▸ Problem to solve
Write out every line of the material exactly as it appears.
═══ Excerpted records
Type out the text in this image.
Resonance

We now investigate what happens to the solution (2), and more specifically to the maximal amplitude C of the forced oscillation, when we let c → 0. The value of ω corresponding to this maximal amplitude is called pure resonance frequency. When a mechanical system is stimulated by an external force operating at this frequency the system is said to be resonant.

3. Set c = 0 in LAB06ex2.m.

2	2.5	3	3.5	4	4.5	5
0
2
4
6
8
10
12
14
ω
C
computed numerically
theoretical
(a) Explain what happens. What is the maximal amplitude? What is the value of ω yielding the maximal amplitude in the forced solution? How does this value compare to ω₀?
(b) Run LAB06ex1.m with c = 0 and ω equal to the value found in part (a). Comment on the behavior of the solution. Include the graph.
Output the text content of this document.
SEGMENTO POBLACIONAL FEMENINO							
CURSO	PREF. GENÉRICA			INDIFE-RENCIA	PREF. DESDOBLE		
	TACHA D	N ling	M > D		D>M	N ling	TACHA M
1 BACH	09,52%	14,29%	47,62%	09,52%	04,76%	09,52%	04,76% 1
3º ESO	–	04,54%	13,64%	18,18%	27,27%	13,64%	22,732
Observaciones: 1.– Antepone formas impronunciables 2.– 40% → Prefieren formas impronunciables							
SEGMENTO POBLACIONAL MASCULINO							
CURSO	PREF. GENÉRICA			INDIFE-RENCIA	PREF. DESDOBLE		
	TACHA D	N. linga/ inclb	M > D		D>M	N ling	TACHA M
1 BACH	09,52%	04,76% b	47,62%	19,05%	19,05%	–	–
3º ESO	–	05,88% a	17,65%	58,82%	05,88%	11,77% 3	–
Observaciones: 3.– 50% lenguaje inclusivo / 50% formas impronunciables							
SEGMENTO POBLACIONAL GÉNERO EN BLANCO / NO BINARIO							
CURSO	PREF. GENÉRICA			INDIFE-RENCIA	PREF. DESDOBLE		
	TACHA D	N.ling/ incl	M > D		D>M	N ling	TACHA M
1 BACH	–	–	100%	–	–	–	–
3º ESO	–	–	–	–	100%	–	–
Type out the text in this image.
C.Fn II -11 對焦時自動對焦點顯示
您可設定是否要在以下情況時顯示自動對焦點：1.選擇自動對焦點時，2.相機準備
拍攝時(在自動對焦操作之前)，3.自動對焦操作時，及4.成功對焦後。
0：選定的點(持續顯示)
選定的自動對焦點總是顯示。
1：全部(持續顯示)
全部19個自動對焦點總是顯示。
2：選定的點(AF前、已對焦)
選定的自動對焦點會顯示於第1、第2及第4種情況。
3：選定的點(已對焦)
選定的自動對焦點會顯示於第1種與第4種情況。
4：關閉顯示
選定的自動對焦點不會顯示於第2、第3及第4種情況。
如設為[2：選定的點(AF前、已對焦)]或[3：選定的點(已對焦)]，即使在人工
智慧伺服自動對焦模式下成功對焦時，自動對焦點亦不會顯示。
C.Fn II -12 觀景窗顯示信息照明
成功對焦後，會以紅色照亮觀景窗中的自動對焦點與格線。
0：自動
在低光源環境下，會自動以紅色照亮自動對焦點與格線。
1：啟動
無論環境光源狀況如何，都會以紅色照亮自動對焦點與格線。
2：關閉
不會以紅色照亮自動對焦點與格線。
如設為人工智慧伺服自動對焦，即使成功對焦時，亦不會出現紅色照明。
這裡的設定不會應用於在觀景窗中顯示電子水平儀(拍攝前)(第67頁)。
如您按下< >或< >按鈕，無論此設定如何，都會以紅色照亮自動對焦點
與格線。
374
══════
▸ Output of the exercise
Type out the text in this image.
Resonance

We now investigate what happens to the solution (2), and more specifically to the maximal amplitude C of the forced oscillation, when we let c → 0. The value of ω corresponding to this maximal amplitude is called pure resonance frequency. When a mechanical system is stimulated by an external force operating at this frequency the system is said to be resonant.

3. Set c = 0 in LAB06ex2.m.

2	2.5	3	3.5	4	4.5	5
0
2
4
6
8
10
12
14
ω
C
computed numerically
theoretical
(a) Explain what happens. What is the maximal amplitude? What is the value of ω yielding the maximal amplitude in the forced solution? How does this value compare to ω₀?
(b) Run LAB06ex1.m with c = 0 and ω equal to the value found in part (a). Comment on the behavior of the solution. Include the graph.
Output the text content of this document.
SEGMENTO POBLACIONAL FEMENINO							
CURSO	PREF. GENÉRICA			INDIFE-RENCIA	PREF. DESDOBLE		
	TACHA D	N ling	M > D		D>M	N ling	TACHA M
1 BACH	09,52%	14,29%	47,62%	09,52%	04,76%	09,52%	04,76% 1
3º ESO	–	04,54%	13,64%	18,18%	27,27%	13,64%	22,732
Observaciones: 1.– Antepone formas impronunciables 2.– 40% → Prefieren formas impronunciables							
SEGMENTO POBLACIONAL MASCULINO							
CURSO	PREF. GENÉRICA			INDIFE-RENCIA	PREF. DESDOBLE		
	TACHA D	N. linga/ inclb	M > D		D>M	N ling	TACHA M
1 BACH	09,52%	04,76% b	47,62%	19,05%	19,05%	–	–
3º ESO	–	05,88% a	17,65%	58,82%	05,88%	11,77% 3	–
Observaciones: 3.– 50% lenguaje inclusivo / 50% formas impronunciables							
SEGMENTO POBLACIONAL GÉNERO EN BLANCO / NO BINARIO							
CURSO	PREF. GENÉRICA			INDIFE-RENCIA	PREF. DESDOBLE		
	TACHA D	N.ling/ incl	M > D		D>M	N ling	TACHA M
1 BACH	–	–	100%	–	–	–	–
3º ESO	–	–	–	–	100%	–	–
Type out the text in this image.
C.Fn II -11 對焦時自動對焦點顯示
您可設定是否要在以下情況時顯示自動對焦點：1.選擇自動對焦點時，2.相機準備
拍攝時(在自動對焦操作之前)，3.自動對焦操作時，及4.成功對焦後。
0：選定的點(持續顯示)
選定的自動對焦點總是顯示。
1：全部(持續顯示)
全部19個自動對焦點總是顯示。
2：選定的點(AF前、已對焦)
選定的自動對焦點會顯示於第1、第2及第4種情況。
3：選定的點(已對焦)
選定的自動對焦點會顯示於第1種與第4種情況。
4：關閉顯示
選定的自動對焦點不會顯示於第2、第3及第4種情況。
如設為[2：選定的點(AF前、已對焦)]或[3：選定的點(已對焦)]，即使在人工
智慧伺服自動對焦模式下成功對焦時，自動對焦點亦不會顯示。
C.Fn II -12 觀景窗顯示信息照明
成功對焦後，會以紅色照亮觀景窗中的自動對焦點與格線。
0：自動
在低光源環境下，會自動以紅色照亮自動對焦點與格線。
1：啟動
無論環境光源狀況如何，都會以紅色照亮自動對焦點與格線。
2：關閉
不會以紅色照亮自動對焦點與格線。
如設為人工智慧伺服自動對焦，即使成功對焦時，亦不會出現紅色照明。
這裡的設定不會應用於在觀景窗中顯示電子水平儀(拍攝前)(第67頁)。
如您按下< >或< >按鈕，無論此設定如何，都會以紅色照亮自動對焦點
與格線。
374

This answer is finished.